**Records shown:**

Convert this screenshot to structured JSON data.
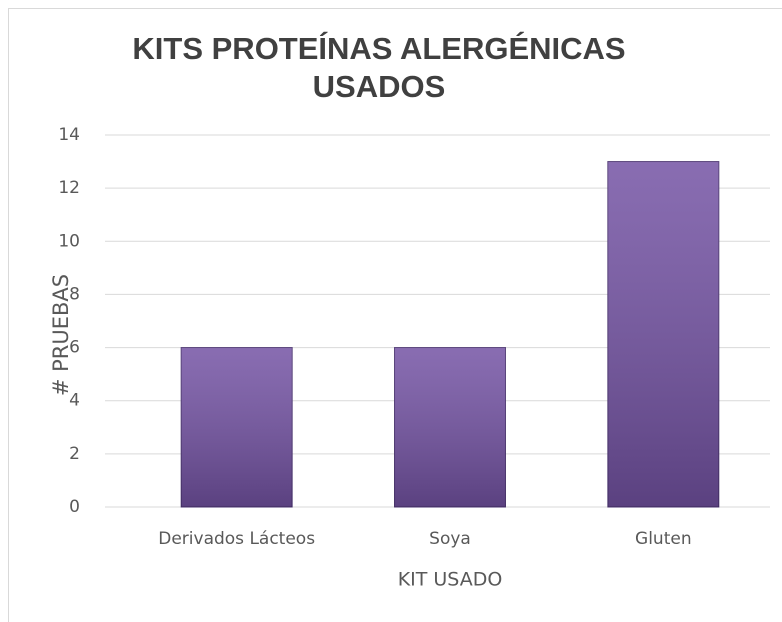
{
  "chart_data": {
    "type": "bar",
    "title": "KITS PROTEÍNAS ALERGÉNICAS USADOS",
    "x_label": "KIT USADO",
    "y_label": "# PRUEBAS",
    "categories": [
      "Derivados Lácteos",
      "Soya",
      "Gluten"
    ],
    "values": [
      6,
      6,
      13
    ],
    "color": "#7453a4",
    "ylim": [
      0,
      14
    ],
    "yticks": [
      0,
      2,
      4,
      6,
      8,
      10,
      12,
      14
    ],
    "grid": true
  }
}
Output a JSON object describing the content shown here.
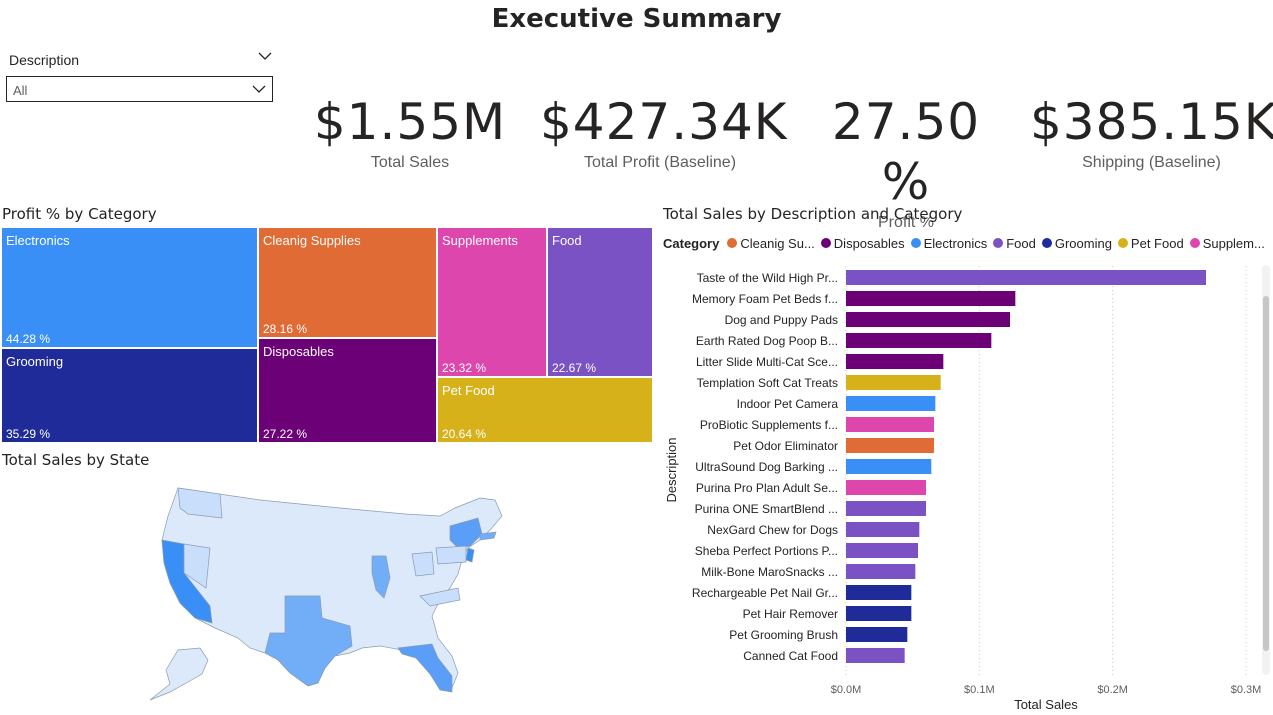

**Job:** Leave out the pictures and copy the rest of the material above exactly.

**Exercise result:**
Convert this screenshot to structured JSON data.
{
  "chart_data": {
    "type": "bar",
    "title": "KITS PROTEÍNAS ALERGÉNICAS USADOS",
    "x_label": "KIT USADO",
    "y_label": "# PRUEBAS",
    "categories": [
      "Derivados Lácteos",
      "Soya",
      "Gluten"
    ],
    "values": [
      6,
      6,
      13
    ],
    "color": "#7453a4",
    "ylim": [
      0,
      14
    ],
    "yticks": [
      0,
      2,
      4,
      6,
      8,
      10,
      12,
      14
    ],
    "grid": true
  }
}
Output a JSON object describing the content shown here.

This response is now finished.